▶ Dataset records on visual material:

######

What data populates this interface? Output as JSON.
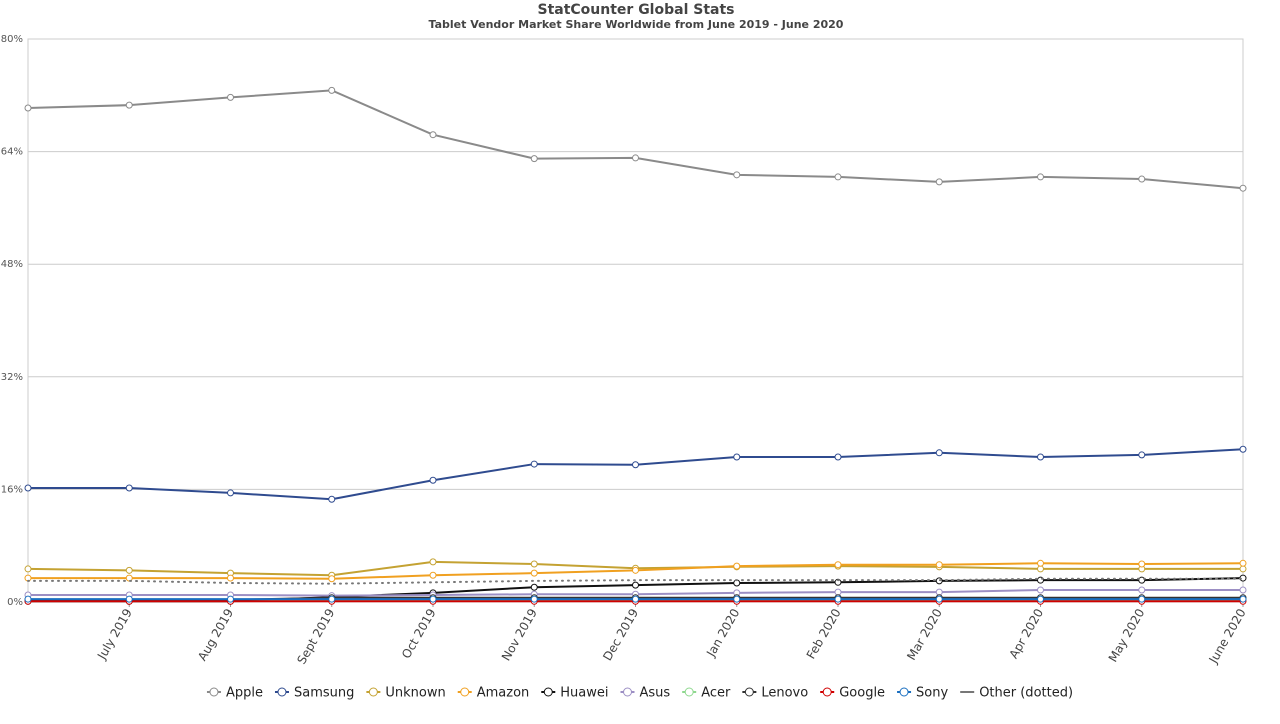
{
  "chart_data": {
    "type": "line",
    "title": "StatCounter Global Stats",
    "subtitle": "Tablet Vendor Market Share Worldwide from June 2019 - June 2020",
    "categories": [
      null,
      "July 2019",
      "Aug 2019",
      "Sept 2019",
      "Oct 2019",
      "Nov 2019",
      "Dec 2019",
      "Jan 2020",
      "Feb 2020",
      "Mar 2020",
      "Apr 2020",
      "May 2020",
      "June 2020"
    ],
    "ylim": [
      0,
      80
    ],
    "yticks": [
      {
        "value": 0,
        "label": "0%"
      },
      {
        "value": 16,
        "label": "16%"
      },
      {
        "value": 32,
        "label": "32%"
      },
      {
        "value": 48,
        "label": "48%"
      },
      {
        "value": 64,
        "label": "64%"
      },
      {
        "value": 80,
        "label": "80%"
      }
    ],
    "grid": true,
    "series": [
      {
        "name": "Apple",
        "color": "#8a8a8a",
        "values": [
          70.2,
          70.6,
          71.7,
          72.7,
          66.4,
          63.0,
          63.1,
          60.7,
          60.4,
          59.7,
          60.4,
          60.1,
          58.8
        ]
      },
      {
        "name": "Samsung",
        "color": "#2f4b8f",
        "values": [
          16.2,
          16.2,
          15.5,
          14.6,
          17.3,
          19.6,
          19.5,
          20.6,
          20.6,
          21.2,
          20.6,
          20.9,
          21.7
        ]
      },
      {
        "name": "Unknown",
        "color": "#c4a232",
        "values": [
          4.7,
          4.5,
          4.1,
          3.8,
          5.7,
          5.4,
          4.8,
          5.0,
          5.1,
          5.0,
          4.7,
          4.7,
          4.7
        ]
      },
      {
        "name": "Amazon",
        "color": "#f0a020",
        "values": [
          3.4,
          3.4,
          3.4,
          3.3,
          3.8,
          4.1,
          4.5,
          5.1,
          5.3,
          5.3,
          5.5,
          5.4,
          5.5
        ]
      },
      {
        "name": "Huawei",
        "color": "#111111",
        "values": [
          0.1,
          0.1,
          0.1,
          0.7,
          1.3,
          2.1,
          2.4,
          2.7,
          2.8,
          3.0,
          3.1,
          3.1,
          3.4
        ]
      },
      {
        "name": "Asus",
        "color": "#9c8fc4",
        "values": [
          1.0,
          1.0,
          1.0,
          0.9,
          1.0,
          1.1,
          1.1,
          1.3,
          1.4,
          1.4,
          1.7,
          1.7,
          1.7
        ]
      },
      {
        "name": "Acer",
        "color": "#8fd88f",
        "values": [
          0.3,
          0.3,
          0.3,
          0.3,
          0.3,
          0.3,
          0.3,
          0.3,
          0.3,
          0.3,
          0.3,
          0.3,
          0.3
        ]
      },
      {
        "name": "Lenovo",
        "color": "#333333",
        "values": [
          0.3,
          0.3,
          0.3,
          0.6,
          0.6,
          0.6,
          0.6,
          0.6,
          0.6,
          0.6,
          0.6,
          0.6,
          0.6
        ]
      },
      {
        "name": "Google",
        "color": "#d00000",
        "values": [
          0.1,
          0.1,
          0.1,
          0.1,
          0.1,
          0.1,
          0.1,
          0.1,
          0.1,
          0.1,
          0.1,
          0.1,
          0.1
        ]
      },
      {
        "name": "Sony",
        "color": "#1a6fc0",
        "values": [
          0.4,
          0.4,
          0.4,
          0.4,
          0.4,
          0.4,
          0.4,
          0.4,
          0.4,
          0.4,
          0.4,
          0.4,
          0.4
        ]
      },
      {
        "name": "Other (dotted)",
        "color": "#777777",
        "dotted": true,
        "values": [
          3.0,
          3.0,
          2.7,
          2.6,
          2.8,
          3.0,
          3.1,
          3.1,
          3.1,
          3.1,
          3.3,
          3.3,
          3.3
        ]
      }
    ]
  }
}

######

▶ SHORT PROBLEM:
Locate the word "color" in the records and collect each line it appears in.

▶ FULL OUTPUT:
        "color": "#8a8a8a",
        "color": "#2f4b8f",
        "color": "#c4a232",
        "color": "#f0a020",
        "color": "#111111",
        "color": "#9c8fc4",
        "color": "#8fd88f",
        "color": "#333333",
        "color": "#d00000",
        "color": "#1a6fc0",
        "color": "#777777",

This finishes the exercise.